* Begin INPUT *

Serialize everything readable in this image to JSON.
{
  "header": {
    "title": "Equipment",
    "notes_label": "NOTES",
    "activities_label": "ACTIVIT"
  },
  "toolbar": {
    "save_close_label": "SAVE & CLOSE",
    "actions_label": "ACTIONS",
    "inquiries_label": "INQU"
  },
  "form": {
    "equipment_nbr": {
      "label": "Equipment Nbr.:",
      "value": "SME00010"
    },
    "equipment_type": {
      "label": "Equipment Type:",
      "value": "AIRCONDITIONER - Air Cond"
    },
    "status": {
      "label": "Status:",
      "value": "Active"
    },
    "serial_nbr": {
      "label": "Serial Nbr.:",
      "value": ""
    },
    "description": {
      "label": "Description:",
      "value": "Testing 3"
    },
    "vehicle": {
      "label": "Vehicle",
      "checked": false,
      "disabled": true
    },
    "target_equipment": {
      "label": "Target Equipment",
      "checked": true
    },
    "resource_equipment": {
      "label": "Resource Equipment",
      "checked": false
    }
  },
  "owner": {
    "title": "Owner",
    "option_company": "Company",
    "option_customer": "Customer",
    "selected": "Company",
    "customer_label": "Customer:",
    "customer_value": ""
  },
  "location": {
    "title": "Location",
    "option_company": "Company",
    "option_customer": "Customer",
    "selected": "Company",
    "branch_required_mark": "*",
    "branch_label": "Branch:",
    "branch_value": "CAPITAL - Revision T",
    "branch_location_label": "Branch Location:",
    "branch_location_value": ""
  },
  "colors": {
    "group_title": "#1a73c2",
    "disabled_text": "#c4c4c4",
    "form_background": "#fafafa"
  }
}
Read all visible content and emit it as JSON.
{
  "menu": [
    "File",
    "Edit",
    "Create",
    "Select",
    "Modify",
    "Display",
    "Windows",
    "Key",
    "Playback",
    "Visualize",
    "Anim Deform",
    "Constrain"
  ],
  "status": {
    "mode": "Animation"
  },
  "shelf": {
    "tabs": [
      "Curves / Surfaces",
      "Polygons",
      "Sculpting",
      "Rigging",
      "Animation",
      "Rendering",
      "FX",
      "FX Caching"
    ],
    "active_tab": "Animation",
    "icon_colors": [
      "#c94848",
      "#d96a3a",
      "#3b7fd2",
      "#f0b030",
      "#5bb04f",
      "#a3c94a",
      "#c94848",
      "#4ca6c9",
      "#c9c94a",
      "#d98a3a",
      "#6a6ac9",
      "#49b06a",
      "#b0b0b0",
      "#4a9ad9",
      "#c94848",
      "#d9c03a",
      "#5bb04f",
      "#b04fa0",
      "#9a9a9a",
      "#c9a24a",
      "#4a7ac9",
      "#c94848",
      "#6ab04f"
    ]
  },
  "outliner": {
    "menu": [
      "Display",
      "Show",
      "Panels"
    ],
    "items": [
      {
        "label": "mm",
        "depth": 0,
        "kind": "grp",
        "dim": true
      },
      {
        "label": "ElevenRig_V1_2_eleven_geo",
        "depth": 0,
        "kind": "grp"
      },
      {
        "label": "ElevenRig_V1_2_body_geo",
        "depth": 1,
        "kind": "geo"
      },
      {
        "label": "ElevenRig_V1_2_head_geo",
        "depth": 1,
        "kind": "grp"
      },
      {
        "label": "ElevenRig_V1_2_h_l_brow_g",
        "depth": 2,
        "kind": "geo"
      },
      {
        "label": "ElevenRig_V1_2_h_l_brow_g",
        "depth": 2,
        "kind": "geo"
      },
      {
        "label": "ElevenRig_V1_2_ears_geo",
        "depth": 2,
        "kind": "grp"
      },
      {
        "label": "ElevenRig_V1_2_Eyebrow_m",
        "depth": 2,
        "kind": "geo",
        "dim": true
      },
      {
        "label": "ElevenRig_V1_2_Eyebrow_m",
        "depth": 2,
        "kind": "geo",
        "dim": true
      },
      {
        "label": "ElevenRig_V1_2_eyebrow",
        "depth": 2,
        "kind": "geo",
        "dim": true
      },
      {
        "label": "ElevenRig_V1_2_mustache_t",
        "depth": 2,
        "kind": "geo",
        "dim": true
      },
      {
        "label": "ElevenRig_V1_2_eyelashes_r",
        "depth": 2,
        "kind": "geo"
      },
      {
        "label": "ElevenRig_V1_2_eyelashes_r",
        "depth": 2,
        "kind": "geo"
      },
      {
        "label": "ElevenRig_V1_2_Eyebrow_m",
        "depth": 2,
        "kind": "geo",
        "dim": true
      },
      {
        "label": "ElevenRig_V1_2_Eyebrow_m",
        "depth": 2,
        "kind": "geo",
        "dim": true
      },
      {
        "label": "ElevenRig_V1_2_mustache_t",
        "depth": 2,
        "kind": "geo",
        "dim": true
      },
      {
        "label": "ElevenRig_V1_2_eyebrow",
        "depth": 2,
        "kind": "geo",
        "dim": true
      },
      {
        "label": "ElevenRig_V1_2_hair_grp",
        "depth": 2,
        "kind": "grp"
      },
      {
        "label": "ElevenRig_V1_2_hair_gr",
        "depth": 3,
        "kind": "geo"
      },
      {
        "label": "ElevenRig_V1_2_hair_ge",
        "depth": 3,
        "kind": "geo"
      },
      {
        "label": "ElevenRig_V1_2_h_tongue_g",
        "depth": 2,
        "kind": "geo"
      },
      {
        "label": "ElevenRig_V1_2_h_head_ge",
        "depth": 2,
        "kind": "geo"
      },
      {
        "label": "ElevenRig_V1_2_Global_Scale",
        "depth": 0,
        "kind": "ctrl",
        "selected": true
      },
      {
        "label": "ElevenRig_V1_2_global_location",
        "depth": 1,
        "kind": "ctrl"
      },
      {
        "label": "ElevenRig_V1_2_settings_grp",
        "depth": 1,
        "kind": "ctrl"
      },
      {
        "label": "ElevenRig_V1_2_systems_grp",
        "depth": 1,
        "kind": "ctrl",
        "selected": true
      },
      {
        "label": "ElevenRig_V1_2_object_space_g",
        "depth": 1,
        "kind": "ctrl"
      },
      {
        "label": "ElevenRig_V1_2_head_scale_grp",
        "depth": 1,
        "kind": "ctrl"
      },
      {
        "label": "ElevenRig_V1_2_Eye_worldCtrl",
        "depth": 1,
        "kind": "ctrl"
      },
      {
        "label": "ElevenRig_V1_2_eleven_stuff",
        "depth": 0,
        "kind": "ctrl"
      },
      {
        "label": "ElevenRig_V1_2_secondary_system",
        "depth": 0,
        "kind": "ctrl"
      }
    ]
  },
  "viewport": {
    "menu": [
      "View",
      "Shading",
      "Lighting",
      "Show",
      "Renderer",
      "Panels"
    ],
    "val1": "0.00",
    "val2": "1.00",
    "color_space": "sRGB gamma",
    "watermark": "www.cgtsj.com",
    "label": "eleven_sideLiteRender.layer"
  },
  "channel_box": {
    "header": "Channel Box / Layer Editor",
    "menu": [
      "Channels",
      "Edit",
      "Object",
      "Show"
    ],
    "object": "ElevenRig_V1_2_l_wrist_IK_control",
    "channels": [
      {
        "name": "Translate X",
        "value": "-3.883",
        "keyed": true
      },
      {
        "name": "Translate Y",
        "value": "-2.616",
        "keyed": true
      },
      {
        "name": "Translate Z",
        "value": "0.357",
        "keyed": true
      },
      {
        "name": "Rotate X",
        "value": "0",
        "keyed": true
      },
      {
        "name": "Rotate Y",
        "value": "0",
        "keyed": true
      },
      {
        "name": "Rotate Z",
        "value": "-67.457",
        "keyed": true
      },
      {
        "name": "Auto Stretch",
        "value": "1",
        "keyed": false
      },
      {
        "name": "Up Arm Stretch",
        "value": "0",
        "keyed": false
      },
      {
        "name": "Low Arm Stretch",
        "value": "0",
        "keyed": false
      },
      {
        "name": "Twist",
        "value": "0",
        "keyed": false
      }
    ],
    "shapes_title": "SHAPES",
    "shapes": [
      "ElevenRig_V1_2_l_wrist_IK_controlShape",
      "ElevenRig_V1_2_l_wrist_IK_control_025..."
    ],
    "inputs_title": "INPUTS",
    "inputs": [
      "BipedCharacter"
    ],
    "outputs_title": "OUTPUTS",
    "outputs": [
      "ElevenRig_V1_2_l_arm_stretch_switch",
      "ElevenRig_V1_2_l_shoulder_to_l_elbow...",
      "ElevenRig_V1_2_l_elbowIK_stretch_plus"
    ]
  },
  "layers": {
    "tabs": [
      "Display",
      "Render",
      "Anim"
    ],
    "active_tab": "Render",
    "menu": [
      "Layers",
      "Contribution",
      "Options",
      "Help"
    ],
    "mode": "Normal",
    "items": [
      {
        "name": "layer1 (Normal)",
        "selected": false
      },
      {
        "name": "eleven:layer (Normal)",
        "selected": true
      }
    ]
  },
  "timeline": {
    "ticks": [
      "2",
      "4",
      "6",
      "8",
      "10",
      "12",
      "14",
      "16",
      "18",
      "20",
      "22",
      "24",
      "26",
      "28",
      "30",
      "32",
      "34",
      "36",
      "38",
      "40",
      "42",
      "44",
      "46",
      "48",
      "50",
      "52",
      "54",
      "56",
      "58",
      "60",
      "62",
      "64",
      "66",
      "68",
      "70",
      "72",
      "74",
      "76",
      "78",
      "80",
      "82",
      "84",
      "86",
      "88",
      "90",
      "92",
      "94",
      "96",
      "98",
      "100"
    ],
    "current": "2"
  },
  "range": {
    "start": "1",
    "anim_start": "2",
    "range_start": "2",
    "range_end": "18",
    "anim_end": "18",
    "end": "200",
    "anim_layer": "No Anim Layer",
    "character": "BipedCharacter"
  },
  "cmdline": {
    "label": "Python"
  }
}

* End INPUT *

→ **EXERCISE**:
Go through the entries above and copy every line containing "Normal".

→ **ANSWER TO THIS PROBLEM**:
    "mode": "Normal",
        "name": "layer1 (Normal)",
        "name": "eleven:layer (Normal)",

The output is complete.